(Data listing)
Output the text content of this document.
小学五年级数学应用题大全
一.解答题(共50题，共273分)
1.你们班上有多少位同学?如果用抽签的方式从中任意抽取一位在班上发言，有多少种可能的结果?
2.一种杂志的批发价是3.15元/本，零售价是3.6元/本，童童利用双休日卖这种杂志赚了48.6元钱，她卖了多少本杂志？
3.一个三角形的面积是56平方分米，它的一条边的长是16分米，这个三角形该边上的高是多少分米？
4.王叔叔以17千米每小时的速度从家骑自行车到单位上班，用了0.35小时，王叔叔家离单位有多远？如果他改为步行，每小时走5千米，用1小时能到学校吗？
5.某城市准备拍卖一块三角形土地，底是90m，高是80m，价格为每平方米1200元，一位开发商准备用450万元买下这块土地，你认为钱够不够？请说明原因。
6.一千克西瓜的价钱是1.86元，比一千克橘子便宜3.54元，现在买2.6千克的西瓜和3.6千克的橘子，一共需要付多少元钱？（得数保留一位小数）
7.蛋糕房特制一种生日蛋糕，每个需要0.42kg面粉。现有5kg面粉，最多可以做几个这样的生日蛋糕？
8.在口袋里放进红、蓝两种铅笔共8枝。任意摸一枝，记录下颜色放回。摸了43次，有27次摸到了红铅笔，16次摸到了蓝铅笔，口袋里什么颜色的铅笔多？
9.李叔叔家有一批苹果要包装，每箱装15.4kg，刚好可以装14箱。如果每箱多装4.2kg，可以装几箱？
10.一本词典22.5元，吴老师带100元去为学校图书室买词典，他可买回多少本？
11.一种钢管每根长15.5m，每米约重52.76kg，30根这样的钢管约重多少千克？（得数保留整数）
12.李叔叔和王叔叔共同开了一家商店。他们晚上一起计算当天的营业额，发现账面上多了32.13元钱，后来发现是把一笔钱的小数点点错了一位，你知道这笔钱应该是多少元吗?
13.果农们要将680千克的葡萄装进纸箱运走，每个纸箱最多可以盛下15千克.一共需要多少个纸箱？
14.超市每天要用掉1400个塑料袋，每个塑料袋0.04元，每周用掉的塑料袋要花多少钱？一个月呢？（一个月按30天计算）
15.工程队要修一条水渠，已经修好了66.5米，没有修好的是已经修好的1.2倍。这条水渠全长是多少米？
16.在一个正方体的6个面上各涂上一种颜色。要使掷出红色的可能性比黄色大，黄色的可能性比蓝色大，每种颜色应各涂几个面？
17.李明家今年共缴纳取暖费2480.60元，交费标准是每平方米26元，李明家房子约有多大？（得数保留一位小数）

Exercise objective: Write out every record shown above, word for word.

Written solution:
Output the text content of this document.
小学五年级数学应用题大全
一.解答题(共50题，共273分)
1.你们班上有多少位同学?如果用抽签的方式从中任意抽取一位在班上发言，有多少种可能的结果?
2.一种杂志的批发价是3.15元/本，零售价是3.6元/本，童童利用双休日卖这种杂志赚了48.6元钱，她卖了多少本杂志？
3.一个三角形的面积是56平方分米，它的一条边的长是16分米，这个三角形该边上的高是多少分米？
4.王叔叔以17千米每小时的速度从家骑自行车到单位上班，用了0.35小时，王叔叔家离单位有多远？如果他改为步行，每小时走5千米，用1小时能到学校吗？
5.某城市准备拍卖一块三角形土地，底是90m，高是80m，价格为每平方米1200元，一位开发商准备用450万元买下这块土地，你认为钱够不够？请说明原因。
6.一千克西瓜的价钱是1.86元，比一千克橘子便宜3.54元，现在买2.6千克的西瓜和3.6千克的橘子，一共需要付多少元钱？（得数保留一位小数）
7.蛋糕房特制一种生日蛋糕，每个需要0.42kg面粉。现有5kg面粉，最多可以做几个这样的生日蛋糕？
8.在口袋里放进红、蓝两种铅笔共8枝。任意摸一枝，记录下颜色放回。摸了43次，有27次摸到了红铅笔，16次摸到了蓝铅笔，口袋里什么颜色的铅笔多？
9.李叔叔家有一批苹果要包装，每箱装15.4kg，刚好可以装14箱。如果每箱多装4.2kg，可以装几箱？
10.一本词典22.5元，吴老师带100元去为学校图书室买词典，他可买回多少本？
11.一种钢管每根长15.5m，每米约重52.76kg，30根这样的钢管约重多少千克？（得数保留整数）
12.李叔叔和王叔叔共同开了一家商店。他们晚上一起计算当天的营业额，发现账面上多了32.13元钱，后来发现是把一笔钱的小数点点错了一位，你知道这笔钱应该是多少元吗?
13.果农们要将680千克的葡萄装进纸箱运走，每个纸箱最多可以盛下15千克.一共需要多少个纸箱？
14.超市每天要用掉1400个塑料袋，每个塑料袋0.04元，每周用掉的塑料袋要花多少钱？一个月呢？（一个月按30天计算）
15.工程队要修一条水渠，已经修好了66.5米，没有修好的是已经修好的1.2倍。这条水渠全长是多少米？
16.在一个正方体的6个面上各涂上一种颜色。要使掷出红色的可能性比黄色大，黄色的可能性比蓝色大，每种颜色应各涂几个面？
17.李明家今年共缴纳取暖费2480.60元，交费标准是每平方米26元，李明家房子约有多大？（得数保留一位小数）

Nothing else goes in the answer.